• The exercise: Of the lines in the entries, how many hold the word "Average"? Give that number alone.

■ ■ ■ ■ ■ ■ ■

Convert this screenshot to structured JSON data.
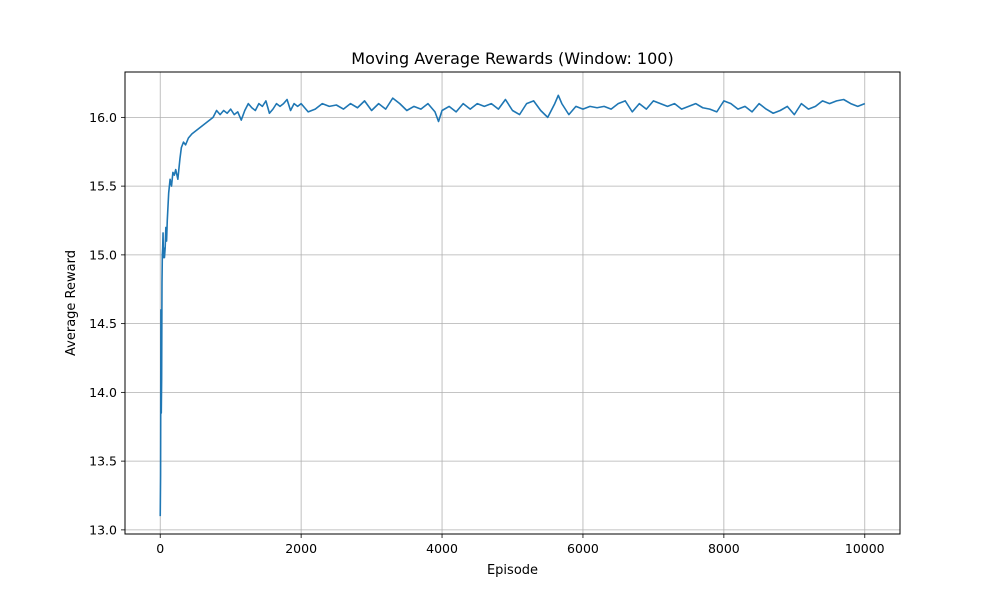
{
  "chart_data": {
    "type": "line",
    "title": "Moving Average Rewards (Window: 100)",
    "xlabel": "Episode",
    "ylabel": "Average Reward",
    "xlim": [
      -500,
      10500
    ],
    "ylim": [
      12.97,
      16.33
    ],
    "xticks": [
      0,
      2000,
      4000,
      6000,
      8000,
      10000
    ],
    "yticks": [
      13.0,
      13.5,
      14.0,
      14.5,
      15.0,
      15.5,
      16.0
    ],
    "grid": true,
    "color": "#1f77b4",
    "series": [
      {
        "name": "",
        "x": [
          0,
          5,
          10,
          15,
          20,
          25,
          30,
          35,
          40,
          45,
          50,
          55,
          60,
          70,
          80,
          90,
          100,
          120,
          140,
          160,
          180,
          200,
          220,
          250,
          280,
          300,
          330,
          360,
          400,
          450,
          500,
          550,
          600,
          650,
          700,
          750,
          800,
          850,
          900,
          950,
          1000,
          1050,
          1100,
          1150,
          1200,
          1250,
          1300,
          1350,
          1400,
          1450,
          1500,
          1550,
          1600,
          1650,
          1700,
          1750,
          1800,
          1850,
          1900,
          1950,
          2000,
          2100,
          2200,
          2300,
          2400,
          2500,
          2600,
          2700,
          2800,
          2900,
          3000,
          3100,
          3200,
          3300,
          3400,
          3500,
          3600,
          3700,
          3800,
          3900,
          3950,
          4000,
          4100,
          4200,
          4300,
          4400,
          4500,
          4600,
          4700,
          4800,
          4900,
          5000,
          5100,
          5200,
          5300,
          5400,
          5500,
          5600,
          5650,
          5700,
          5800,
          5900,
          6000,
          6100,
          6200,
          6300,
          6400,
          6500,
          6600,
          6700,
          6800,
          6900,
          7000,
          7100,
          7200,
          7300,
          7400,
          7500,
          7600,
          7700,
          7800,
          7900,
          8000,
          8100,
          8200,
          8300,
          8400,
          8500,
          8600,
          8700,
          8800,
          8900,
          9000,
          9100,
          9200,
          9300,
          9400,
          9500,
          9600,
          9700,
          9800,
          9900,
          10000
        ],
        "values": [
          13.1,
          13.4,
          14.6,
          13.85,
          14.1,
          14.8,
          15.0,
          15.05,
          15.16,
          14.98,
          15.05,
          15.0,
          14.98,
          15.05,
          15.2,
          15.1,
          15.25,
          15.45,
          15.55,
          15.5,
          15.6,
          15.58,
          15.62,
          15.55,
          15.7,
          15.78,
          15.82,
          15.8,
          15.85,
          15.88,
          15.9,
          15.92,
          15.94,
          15.96,
          15.98,
          16.0,
          16.05,
          16.02,
          16.05,
          16.03,
          16.06,
          16.02,
          16.04,
          15.98,
          16.05,
          16.1,
          16.07,
          16.05,
          16.1,
          16.08,
          16.12,
          16.03,
          16.06,
          16.1,
          16.08,
          16.1,
          16.13,
          16.05,
          16.1,
          16.08,
          16.1,
          16.04,
          16.06,
          16.1,
          16.08,
          16.09,
          16.06,
          16.1,
          16.07,
          16.12,
          16.05,
          16.1,
          16.06,
          16.14,
          16.1,
          16.05,
          16.08,
          16.06,
          16.1,
          16.04,
          15.97,
          16.05,
          16.08,
          16.04,
          16.1,
          16.06,
          16.1,
          16.08,
          16.1,
          16.06,
          16.13,
          16.05,
          16.02,
          16.1,
          16.12,
          16.05,
          16.0,
          16.1,
          16.16,
          16.1,
          16.02,
          16.08,
          16.06,
          16.08,
          16.07,
          16.08,
          16.06,
          16.1,
          16.12,
          16.04,
          16.1,
          16.06,
          16.12,
          16.1,
          16.08,
          16.1,
          16.06,
          16.08,
          16.1,
          16.07,
          16.06,
          16.04,
          16.12,
          16.1,
          16.06,
          16.08,
          16.04,
          16.1,
          16.06,
          16.03,
          16.05,
          16.08,
          16.02,
          16.1,
          16.06,
          16.08,
          16.12,
          16.1,
          16.12,
          16.13,
          16.1,
          16.08,
          16.1
        ]
      }
    ]
  }
}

■ ■ ■ ■ ■ ■ ■

• Answer in full: 2